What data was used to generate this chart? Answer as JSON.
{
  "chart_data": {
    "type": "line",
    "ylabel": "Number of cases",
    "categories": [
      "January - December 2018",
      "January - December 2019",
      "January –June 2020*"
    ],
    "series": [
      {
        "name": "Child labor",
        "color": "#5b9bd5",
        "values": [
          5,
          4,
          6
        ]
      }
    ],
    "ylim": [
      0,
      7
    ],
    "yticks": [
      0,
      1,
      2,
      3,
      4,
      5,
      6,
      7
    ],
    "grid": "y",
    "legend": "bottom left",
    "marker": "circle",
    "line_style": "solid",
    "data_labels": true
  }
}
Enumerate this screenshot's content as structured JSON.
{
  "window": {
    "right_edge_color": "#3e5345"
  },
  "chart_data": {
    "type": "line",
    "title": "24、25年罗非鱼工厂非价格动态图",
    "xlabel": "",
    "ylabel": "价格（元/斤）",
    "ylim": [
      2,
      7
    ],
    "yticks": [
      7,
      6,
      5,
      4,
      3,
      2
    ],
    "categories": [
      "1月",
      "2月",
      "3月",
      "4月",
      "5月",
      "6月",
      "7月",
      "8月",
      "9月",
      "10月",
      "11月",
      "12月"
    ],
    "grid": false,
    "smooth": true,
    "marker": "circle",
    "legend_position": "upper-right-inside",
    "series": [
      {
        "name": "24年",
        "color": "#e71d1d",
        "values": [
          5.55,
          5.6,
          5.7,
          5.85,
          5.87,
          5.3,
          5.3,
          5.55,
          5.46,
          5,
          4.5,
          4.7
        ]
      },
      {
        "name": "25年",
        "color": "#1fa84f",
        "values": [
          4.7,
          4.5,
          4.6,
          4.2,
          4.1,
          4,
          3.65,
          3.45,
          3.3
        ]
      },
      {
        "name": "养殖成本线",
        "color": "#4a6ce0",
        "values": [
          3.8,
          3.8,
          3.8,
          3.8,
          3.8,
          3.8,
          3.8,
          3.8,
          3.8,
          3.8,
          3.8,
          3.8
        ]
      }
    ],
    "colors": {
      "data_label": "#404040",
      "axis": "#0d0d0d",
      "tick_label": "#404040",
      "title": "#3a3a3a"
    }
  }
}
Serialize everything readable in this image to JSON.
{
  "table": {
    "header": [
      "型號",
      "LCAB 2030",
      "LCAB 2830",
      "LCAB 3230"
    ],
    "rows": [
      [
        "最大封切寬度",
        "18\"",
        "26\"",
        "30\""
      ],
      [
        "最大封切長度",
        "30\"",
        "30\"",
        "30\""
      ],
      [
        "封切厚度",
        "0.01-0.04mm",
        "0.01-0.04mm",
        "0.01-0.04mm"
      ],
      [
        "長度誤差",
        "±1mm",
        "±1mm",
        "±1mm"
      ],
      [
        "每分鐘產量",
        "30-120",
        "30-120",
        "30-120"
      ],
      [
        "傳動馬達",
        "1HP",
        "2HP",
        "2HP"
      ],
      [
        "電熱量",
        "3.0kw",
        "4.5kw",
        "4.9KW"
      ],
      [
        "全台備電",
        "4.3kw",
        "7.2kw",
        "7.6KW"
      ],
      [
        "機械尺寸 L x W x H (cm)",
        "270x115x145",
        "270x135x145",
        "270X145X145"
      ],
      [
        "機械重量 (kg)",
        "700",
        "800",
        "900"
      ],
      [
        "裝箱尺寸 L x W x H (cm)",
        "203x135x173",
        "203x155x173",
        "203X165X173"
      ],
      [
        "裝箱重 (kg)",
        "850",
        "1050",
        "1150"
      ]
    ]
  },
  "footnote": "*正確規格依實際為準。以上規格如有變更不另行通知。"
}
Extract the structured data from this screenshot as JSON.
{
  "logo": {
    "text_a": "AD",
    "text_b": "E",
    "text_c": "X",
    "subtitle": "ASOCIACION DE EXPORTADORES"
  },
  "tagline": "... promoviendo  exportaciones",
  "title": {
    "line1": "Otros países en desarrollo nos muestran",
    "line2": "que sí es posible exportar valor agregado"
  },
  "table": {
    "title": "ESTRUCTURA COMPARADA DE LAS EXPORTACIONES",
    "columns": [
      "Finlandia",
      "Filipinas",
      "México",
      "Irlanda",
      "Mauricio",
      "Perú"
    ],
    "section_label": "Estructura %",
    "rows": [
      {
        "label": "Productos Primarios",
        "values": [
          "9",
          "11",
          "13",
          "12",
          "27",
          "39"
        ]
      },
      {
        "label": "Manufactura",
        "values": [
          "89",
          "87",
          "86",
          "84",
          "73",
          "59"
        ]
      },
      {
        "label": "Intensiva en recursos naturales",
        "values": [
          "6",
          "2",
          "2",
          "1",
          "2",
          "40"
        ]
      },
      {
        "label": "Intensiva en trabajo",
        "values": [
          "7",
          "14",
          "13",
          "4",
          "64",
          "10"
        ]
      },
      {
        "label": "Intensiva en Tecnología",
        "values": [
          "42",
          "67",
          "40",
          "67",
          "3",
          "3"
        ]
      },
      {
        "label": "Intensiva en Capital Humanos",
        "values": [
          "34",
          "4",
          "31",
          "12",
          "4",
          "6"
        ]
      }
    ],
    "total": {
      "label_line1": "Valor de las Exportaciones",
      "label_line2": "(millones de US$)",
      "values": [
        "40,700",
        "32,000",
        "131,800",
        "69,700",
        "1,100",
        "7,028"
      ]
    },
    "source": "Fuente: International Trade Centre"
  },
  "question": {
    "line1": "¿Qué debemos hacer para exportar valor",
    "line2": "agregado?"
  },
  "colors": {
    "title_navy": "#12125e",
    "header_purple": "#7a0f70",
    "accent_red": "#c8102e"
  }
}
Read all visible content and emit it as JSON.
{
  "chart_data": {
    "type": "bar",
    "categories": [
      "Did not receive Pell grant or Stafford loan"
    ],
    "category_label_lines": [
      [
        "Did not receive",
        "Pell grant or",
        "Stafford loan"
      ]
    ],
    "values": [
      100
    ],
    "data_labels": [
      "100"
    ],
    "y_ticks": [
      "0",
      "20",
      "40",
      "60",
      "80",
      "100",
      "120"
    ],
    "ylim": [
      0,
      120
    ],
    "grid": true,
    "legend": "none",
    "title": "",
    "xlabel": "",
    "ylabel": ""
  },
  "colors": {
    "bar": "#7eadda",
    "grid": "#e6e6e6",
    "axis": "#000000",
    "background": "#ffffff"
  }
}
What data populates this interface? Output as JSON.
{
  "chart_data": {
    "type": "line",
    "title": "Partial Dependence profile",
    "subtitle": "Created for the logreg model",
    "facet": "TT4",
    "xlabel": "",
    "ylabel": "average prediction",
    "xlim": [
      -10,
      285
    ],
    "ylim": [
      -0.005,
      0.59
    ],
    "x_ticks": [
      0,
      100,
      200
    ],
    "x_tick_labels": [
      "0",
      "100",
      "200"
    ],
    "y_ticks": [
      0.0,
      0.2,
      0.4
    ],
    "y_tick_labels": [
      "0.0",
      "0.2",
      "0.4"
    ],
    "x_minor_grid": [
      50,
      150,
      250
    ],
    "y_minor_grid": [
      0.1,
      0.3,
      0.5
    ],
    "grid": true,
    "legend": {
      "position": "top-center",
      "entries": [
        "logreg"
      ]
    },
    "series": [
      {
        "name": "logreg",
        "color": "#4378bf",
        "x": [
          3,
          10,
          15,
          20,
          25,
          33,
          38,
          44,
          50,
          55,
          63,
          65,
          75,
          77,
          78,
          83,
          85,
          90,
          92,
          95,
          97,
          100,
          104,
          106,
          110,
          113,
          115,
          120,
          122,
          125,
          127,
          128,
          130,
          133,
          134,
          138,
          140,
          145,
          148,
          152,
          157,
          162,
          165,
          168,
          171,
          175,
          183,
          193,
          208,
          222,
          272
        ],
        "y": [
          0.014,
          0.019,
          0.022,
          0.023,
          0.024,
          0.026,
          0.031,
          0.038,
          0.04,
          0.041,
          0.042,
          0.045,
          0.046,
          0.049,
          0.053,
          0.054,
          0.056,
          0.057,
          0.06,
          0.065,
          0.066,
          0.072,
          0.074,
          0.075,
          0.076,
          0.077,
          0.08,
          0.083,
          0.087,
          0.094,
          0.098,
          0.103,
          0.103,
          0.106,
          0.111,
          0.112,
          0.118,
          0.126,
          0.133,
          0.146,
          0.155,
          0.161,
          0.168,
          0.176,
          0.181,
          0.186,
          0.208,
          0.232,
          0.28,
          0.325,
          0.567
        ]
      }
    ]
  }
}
──────────────────────────────
**WORK REQUIRED:** In the lines above, locate the string "Stafford". Copy every line where it occurs.

**EXPECTED OUTPUT:**
      "Did not receive Pell grant or Stafford loan"
        "Stafford loan"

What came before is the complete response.